** start of Stored records **

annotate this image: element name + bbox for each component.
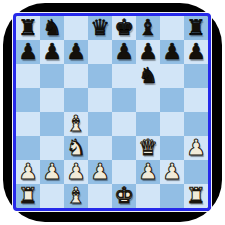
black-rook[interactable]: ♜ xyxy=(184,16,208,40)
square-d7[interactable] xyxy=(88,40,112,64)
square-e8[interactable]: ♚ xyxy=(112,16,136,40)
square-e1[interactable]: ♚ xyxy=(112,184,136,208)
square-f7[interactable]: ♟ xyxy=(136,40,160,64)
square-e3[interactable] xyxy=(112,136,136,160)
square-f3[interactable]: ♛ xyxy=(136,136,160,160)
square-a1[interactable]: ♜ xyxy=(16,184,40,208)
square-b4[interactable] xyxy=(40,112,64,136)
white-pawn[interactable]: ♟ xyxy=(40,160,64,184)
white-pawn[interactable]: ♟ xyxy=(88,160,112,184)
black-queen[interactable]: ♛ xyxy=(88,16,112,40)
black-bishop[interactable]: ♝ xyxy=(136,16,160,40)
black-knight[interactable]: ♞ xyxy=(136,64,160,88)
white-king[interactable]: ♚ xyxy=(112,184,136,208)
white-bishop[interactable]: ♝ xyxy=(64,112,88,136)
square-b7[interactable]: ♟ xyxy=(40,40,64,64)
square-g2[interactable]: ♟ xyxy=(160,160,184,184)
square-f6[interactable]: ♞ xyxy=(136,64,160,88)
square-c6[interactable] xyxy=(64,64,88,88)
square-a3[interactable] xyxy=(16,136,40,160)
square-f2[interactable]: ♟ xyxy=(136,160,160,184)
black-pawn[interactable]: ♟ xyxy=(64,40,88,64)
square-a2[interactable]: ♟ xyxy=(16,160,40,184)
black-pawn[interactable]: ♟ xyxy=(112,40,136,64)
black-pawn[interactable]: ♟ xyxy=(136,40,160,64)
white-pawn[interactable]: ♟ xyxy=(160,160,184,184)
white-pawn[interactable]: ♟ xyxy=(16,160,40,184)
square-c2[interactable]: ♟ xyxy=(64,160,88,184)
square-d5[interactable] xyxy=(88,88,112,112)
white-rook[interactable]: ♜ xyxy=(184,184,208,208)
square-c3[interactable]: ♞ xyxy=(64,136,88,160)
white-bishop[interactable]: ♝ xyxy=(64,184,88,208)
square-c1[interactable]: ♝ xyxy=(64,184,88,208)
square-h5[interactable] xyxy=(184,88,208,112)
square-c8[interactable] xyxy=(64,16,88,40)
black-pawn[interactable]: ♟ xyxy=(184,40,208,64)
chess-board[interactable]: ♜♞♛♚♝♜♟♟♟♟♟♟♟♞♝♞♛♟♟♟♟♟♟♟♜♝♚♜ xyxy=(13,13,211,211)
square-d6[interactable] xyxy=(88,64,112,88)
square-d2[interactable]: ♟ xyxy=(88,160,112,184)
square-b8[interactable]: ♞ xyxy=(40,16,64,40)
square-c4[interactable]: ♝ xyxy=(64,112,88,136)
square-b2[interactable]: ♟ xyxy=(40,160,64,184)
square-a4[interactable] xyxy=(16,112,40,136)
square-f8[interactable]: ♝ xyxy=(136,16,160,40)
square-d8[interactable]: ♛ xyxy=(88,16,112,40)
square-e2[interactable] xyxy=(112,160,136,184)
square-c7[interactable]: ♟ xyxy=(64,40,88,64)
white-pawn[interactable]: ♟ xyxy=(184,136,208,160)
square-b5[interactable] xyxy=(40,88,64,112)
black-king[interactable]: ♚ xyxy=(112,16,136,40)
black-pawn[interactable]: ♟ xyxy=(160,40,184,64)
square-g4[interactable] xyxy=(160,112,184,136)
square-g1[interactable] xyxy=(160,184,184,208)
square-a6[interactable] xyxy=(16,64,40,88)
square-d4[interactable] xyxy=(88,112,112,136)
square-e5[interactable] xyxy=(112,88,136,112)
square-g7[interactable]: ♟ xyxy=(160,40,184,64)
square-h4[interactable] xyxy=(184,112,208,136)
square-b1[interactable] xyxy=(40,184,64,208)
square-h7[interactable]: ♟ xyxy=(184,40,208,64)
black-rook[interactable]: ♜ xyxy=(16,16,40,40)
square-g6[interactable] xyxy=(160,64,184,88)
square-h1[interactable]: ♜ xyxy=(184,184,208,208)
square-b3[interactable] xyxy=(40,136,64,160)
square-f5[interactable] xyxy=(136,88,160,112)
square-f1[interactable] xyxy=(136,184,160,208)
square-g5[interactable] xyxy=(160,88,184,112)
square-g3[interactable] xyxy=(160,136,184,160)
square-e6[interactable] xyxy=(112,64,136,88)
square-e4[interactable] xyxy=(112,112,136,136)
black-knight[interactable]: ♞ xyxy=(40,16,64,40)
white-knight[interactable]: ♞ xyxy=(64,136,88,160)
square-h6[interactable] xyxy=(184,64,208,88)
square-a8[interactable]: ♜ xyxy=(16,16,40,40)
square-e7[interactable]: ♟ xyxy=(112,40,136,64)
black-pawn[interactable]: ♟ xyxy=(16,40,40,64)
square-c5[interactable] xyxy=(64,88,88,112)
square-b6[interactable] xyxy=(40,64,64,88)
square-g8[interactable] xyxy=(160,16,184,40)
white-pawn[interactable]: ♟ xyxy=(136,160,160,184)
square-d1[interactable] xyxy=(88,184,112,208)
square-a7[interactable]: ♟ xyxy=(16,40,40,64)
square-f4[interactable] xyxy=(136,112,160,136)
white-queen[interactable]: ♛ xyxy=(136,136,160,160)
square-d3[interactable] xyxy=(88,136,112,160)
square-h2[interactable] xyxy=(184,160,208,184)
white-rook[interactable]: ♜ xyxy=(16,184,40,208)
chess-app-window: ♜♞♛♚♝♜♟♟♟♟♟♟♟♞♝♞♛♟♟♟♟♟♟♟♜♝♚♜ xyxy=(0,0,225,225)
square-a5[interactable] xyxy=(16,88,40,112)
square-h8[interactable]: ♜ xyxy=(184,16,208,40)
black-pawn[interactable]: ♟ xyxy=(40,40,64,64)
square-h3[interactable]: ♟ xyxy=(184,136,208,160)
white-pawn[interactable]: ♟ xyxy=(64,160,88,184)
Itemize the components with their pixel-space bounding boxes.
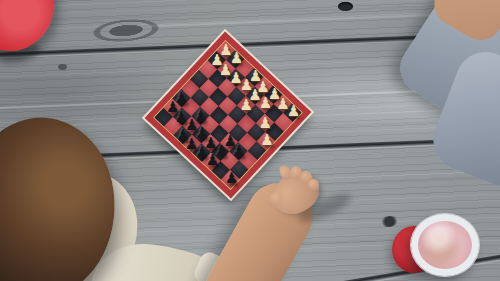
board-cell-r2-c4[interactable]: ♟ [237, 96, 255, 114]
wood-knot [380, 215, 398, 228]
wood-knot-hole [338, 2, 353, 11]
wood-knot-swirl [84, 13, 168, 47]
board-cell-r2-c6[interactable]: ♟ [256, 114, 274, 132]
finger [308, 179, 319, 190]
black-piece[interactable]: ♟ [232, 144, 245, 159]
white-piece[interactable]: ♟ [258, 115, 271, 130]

** end of Stored records **

- **Aim of the exercise**
Could you return every one of the rows above verbatim, line for line, but without the pictures?

- **Answer to this task**
annotate this image: element name + bbox for each component.
black-rook[interactable]: ♜ xyxy=(184,16,208,40)
square-d7[interactable] xyxy=(88,40,112,64)
square-e8[interactable]: ♚ xyxy=(112,16,136,40)
square-e1[interactable]: ♚ xyxy=(112,184,136,208)
square-f7[interactable]: ♟ xyxy=(136,40,160,64)
square-e3[interactable] xyxy=(112,136,136,160)
square-f3[interactable]: ♛ xyxy=(136,136,160,160)
square-a1[interactable]: ♜ xyxy=(16,184,40,208)
square-b4[interactable] xyxy=(40,112,64,136)
white-pawn[interactable]: ♟ xyxy=(40,160,64,184)
white-pawn[interactable]: ♟ xyxy=(88,160,112,184)
black-queen[interactable]: ♛ xyxy=(88,16,112,40)
black-bishop[interactable]: ♝ xyxy=(136,16,160,40)
black-knight[interactable]: ♞ xyxy=(136,64,160,88)
white-king[interactable]: ♚ xyxy=(112,184,136,208)
white-bishop[interactable]: ♝ xyxy=(64,112,88,136)
square-b7[interactable]: ♟ xyxy=(40,40,64,64)
square-g2[interactable]: ♟ xyxy=(160,160,184,184)
square-f6[interactable]: ♞ xyxy=(136,64,160,88)
square-c6[interactable] xyxy=(64,64,88,88)
square-a3[interactable] xyxy=(16,136,40,160)
square-f2[interactable]: ♟ xyxy=(136,160,160,184)
black-pawn[interactable]: ♟ xyxy=(64,40,88,64)
square-a2[interactable]: ♟ xyxy=(16,160,40,184)
black-pawn[interactable]: ♟ xyxy=(112,40,136,64)
black-pawn[interactable]: ♟ xyxy=(136,40,160,64)
white-pawn[interactable]: ♟ xyxy=(160,160,184,184)
white-pawn[interactable]: ♟ xyxy=(16,160,40,184)
square-c2[interactable]: ♟ xyxy=(64,160,88,184)
square-d5[interactable] xyxy=(88,88,112,112)
white-rook[interactable]: ♜ xyxy=(184,184,208,208)
square-c3[interactable]: ♞ xyxy=(64,136,88,160)
white-bishop[interactable]: ♝ xyxy=(64,184,88,208)
square-c1[interactable]: ♝ xyxy=(64,184,88,208)
square-h5[interactable] xyxy=(184,88,208,112)
square-c8[interactable] xyxy=(64,16,88,40)
black-pawn[interactable]: ♟ xyxy=(184,40,208,64)
chess-board[interactable]: ♜♞♛♚♝♜♟♟♟♟♟♟♟♞♝♞♛♟♟♟♟♟♟♟♜♝♚♜ xyxy=(13,13,211,211)
square-d6[interactable] xyxy=(88,64,112,88)
square-d2[interactable]: ♟ xyxy=(88,160,112,184)
square-b8[interactable]: ♞ xyxy=(40,16,64,40)
square-c4[interactable]: ♝ xyxy=(64,112,88,136)
square-b2[interactable]: ♟ xyxy=(40,160,64,184)
square-a4[interactable] xyxy=(16,112,40,136)
square-f8[interactable]: ♝ xyxy=(136,16,160,40)
square-d8[interactable]: ♛ xyxy=(88,16,112,40)
square-e2[interactable] xyxy=(112,160,136,184)
square-c7[interactable]: ♟ xyxy=(64,40,88,64)
white-pawn[interactable]: ♟ xyxy=(184,136,208,160)
square-b5[interactable] xyxy=(40,88,64,112)
black-king[interactable]: ♚ xyxy=(112,16,136,40)
black-pawn[interactable]: ♟ xyxy=(160,40,184,64)
square-g4[interactable] xyxy=(160,112,184,136)
square-g1[interactable] xyxy=(160,184,184,208)
square-a6[interactable] xyxy=(16,64,40,88)
square-d4[interactable] xyxy=(88,112,112,136)
square-e5[interactable] xyxy=(112,88,136,112)
square-g7[interactable]: ♟ xyxy=(160,40,184,64)
square-h4[interactable] xyxy=(184,112,208,136)
square-b1[interactable] xyxy=(40,184,64,208)
square-h7[interactable]: ♟ xyxy=(184,40,208,64)
black-rook[interactable]: ♜ xyxy=(16,16,40,40)
square-g6[interactable] xyxy=(160,64,184,88)
square-h1[interactable]: ♜ xyxy=(184,184,208,208)
square-b3[interactable] xyxy=(40,136,64,160)
square-f5[interactable] xyxy=(136,88,160,112)
square-f1[interactable] xyxy=(136,184,160,208)
square-g5[interactable] xyxy=(160,88,184,112)
square-g3[interactable] xyxy=(160,136,184,160)
square-e6[interactable] xyxy=(112,64,136,88)
square-e4[interactable] xyxy=(112,112,136,136)
black-knight[interactable]: ♞ xyxy=(40,16,64,40)
white-knight[interactable]: ♞ xyxy=(64,136,88,160)
square-h6[interactable] xyxy=(184,64,208,88)
square-a8[interactable]: ♜ xyxy=(16,16,40,40)
square-e7[interactable]: ♟ xyxy=(112,40,136,64)
black-pawn[interactable]: ♟ xyxy=(16,40,40,64)
square-c5[interactable] xyxy=(64,88,88,112)
square-b6[interactable] xyxy=(40,64,64,88)
square-g8[interactable] xyxy=(160,16,184,40)
white-pawn[interactable]: ♟ xyxy=(136,160,160,184)
square-d1[interactable] xyxy=(88,184,112,208)
square-a7[interactable]: ♟ xyxy=(16,40,40,64)
square-f4[interactable] xyxy=(136,112,160,136)
white-queen[interactable]: ♛ xyxy=(136,136,160,160)
square-d3[interactable] xyxy=(88,136,112,160)
square-h2[interactable] xyxy=(184,160,208,184)
white-rook[interactable]: ♜ xyxy=(16,184,40,208)
chess-app-window: ♜♞♛♚♝♜♟♟♟♟♟♟♟♞♝♞♛♟♟♟♟♟♟♟♜♝♚♜ xyxy=(0,0,225,225)
square-a5[interactable] xyxy=(16,88,40,112)
square-h8[interactable]: ♜ xyxy=(184,16,208,40)
black-pawn[interactable]: ♟ xyxy=(40,40,64,64)
square-h3[interactable]: ♟ xyxy=(184,136,208,160)
white-pawn[interactable]: ♟ xyxy=(64,160,88,184)
Itemize the components with their pixel-space bounding boxes.
board-cell-r2-c4[interactable]: ♟ [237, 96, 255, 114]
wood-knot [380, 215, 398, 228]
wood-knot-hole [338, 2, 353, 11]
wood-knot-swirl [84, 13, 168, 47]
board-cell-r2-c6[interactable]: ♟ [256, 114, 274, 132]
finger [308, 179, 319, 190]
black-piece[interactable]: ♟ [232, 144, 245, 159]
white-piece[interactable]: ♟ [258, 115, 271, 130]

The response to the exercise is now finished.